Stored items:
___

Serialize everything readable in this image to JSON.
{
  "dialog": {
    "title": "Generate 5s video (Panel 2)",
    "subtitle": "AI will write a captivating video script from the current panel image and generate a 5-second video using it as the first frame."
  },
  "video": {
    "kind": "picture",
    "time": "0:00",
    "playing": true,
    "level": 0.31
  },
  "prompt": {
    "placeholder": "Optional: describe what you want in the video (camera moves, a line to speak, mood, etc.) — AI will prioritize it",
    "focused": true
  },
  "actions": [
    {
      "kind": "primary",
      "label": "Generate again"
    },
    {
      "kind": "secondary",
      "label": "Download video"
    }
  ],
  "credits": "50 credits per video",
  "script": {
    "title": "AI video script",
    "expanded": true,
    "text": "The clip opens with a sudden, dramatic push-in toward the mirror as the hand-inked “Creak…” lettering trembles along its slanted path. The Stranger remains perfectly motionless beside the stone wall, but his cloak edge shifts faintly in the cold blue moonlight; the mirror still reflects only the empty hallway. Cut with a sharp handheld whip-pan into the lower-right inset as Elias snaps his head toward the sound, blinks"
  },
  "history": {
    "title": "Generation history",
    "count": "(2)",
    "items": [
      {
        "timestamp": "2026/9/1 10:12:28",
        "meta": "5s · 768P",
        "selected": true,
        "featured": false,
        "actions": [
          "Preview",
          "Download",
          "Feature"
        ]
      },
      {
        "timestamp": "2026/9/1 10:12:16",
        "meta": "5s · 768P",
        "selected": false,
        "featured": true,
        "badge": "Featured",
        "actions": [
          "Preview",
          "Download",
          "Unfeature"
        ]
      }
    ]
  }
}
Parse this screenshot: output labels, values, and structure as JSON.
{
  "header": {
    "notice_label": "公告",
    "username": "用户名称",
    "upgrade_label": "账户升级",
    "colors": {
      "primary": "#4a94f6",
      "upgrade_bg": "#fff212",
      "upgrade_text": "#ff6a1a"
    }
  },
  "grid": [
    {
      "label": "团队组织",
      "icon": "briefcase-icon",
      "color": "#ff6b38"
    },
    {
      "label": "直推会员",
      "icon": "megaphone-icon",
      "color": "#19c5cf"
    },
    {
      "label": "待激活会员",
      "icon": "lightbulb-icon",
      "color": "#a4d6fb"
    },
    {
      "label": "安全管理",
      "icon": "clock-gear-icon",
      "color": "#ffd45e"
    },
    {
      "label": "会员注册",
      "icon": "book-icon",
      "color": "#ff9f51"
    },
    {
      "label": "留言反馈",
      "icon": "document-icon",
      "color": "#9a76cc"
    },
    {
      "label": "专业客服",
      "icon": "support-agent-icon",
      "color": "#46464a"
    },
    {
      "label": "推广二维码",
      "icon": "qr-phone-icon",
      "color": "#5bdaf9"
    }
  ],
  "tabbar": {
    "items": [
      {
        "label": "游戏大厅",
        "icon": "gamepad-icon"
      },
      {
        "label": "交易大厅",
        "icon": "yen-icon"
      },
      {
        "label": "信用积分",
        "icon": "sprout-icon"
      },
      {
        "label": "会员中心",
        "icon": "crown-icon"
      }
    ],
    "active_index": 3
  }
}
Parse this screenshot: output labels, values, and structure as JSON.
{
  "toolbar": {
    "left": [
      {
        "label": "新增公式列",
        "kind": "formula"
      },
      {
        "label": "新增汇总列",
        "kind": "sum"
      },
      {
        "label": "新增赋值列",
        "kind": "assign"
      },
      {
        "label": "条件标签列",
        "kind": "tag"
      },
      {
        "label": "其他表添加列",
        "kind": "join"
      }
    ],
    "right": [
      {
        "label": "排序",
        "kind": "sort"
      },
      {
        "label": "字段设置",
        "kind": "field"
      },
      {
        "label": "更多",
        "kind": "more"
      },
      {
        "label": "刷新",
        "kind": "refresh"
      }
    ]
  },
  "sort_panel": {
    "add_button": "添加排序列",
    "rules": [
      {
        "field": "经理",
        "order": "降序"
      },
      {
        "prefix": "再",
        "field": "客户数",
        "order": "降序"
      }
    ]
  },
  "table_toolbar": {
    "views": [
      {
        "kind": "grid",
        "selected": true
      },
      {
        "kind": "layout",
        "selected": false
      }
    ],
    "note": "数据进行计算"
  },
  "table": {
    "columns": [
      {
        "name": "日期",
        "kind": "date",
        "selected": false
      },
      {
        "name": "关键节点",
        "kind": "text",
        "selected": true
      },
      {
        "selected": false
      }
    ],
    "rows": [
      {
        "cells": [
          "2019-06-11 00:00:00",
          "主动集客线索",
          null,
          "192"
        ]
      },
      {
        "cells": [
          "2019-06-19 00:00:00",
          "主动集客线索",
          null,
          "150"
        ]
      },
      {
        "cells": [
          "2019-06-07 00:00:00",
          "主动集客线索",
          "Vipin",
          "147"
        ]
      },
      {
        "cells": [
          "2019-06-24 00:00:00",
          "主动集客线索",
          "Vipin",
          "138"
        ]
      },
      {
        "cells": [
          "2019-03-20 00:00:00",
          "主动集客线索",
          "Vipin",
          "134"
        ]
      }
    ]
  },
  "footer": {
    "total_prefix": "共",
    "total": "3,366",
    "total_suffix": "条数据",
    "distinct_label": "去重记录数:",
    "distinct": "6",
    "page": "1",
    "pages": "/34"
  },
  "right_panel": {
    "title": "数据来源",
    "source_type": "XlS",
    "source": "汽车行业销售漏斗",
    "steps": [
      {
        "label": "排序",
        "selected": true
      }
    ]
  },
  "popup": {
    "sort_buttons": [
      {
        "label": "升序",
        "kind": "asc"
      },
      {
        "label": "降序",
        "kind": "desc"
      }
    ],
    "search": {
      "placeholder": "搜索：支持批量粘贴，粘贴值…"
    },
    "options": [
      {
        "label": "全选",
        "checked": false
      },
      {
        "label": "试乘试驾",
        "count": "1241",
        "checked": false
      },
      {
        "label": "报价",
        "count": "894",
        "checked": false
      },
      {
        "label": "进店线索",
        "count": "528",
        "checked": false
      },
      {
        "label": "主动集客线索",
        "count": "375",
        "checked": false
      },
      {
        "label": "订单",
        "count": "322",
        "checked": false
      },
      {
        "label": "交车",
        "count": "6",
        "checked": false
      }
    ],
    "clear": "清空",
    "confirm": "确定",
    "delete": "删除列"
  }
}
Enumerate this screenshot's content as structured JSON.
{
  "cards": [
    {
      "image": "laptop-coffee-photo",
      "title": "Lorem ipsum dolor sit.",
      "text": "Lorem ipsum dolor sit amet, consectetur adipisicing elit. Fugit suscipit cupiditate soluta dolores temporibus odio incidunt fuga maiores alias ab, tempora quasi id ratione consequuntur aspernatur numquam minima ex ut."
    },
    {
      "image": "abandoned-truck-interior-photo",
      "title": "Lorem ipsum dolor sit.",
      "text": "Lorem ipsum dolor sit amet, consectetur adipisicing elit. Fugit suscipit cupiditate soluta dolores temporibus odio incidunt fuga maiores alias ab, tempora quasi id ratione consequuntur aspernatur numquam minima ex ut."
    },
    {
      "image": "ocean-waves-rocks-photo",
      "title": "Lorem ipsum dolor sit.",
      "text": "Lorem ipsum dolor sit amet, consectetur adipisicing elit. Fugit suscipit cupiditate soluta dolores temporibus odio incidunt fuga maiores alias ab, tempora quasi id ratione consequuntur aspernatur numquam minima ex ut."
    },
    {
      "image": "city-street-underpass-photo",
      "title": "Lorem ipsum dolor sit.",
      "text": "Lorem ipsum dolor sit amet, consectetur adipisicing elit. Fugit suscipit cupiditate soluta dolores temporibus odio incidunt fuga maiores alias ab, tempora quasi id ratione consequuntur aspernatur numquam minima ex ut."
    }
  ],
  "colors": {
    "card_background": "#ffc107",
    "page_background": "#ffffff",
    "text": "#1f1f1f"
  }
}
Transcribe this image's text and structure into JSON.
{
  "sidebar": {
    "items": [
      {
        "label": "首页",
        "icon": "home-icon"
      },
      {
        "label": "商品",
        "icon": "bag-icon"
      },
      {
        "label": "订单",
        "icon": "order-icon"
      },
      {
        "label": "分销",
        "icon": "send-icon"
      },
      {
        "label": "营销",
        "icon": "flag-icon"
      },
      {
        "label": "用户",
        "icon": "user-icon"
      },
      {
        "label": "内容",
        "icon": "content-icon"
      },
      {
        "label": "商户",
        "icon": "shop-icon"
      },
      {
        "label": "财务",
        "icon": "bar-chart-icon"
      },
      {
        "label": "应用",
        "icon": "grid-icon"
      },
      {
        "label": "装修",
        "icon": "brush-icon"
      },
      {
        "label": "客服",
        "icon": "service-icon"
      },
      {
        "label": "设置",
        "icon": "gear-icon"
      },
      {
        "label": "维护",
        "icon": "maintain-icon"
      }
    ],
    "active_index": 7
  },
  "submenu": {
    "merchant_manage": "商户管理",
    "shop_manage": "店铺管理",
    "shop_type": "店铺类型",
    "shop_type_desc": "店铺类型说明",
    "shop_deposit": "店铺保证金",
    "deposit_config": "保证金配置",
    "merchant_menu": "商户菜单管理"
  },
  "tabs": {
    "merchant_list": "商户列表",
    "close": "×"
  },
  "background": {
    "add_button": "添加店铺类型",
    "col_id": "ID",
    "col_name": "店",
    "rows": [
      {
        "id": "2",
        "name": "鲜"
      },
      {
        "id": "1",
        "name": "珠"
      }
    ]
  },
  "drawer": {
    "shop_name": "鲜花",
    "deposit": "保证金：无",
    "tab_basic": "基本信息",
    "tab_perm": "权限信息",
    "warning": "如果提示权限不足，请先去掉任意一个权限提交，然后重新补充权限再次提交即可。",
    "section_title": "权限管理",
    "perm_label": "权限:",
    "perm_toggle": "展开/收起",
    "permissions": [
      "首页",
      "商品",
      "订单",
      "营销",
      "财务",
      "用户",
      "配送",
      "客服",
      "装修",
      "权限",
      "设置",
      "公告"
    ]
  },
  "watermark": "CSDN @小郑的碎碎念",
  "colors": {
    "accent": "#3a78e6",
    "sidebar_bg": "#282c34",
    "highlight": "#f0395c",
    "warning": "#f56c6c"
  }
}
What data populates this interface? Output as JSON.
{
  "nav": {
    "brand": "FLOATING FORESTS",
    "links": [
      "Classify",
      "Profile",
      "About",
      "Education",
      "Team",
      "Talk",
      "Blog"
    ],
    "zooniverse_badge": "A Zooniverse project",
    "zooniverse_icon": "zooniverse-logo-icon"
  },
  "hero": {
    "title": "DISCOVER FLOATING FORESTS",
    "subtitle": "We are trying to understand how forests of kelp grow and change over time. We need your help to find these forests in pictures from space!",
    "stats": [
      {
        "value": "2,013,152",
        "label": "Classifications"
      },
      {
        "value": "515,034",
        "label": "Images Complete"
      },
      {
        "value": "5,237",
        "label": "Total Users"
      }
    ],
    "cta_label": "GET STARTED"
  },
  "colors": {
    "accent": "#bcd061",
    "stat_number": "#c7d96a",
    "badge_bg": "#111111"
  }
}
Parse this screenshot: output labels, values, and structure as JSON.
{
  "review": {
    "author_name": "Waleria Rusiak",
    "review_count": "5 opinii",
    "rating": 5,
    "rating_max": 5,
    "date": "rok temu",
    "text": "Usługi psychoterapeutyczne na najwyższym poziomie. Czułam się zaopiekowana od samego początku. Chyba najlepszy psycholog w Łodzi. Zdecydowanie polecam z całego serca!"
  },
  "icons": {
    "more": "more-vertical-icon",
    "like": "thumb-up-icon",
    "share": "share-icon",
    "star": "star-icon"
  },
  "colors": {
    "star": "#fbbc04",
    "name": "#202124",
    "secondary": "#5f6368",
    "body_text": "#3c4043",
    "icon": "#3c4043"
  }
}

___

» **Your instructions**
Working from the entries above, return all lines that contain "FLOATING".

» **Finished task**
    "brand": "FLOATING FORESTS",
    "title": "DISCOVER FLOATING FORESTS",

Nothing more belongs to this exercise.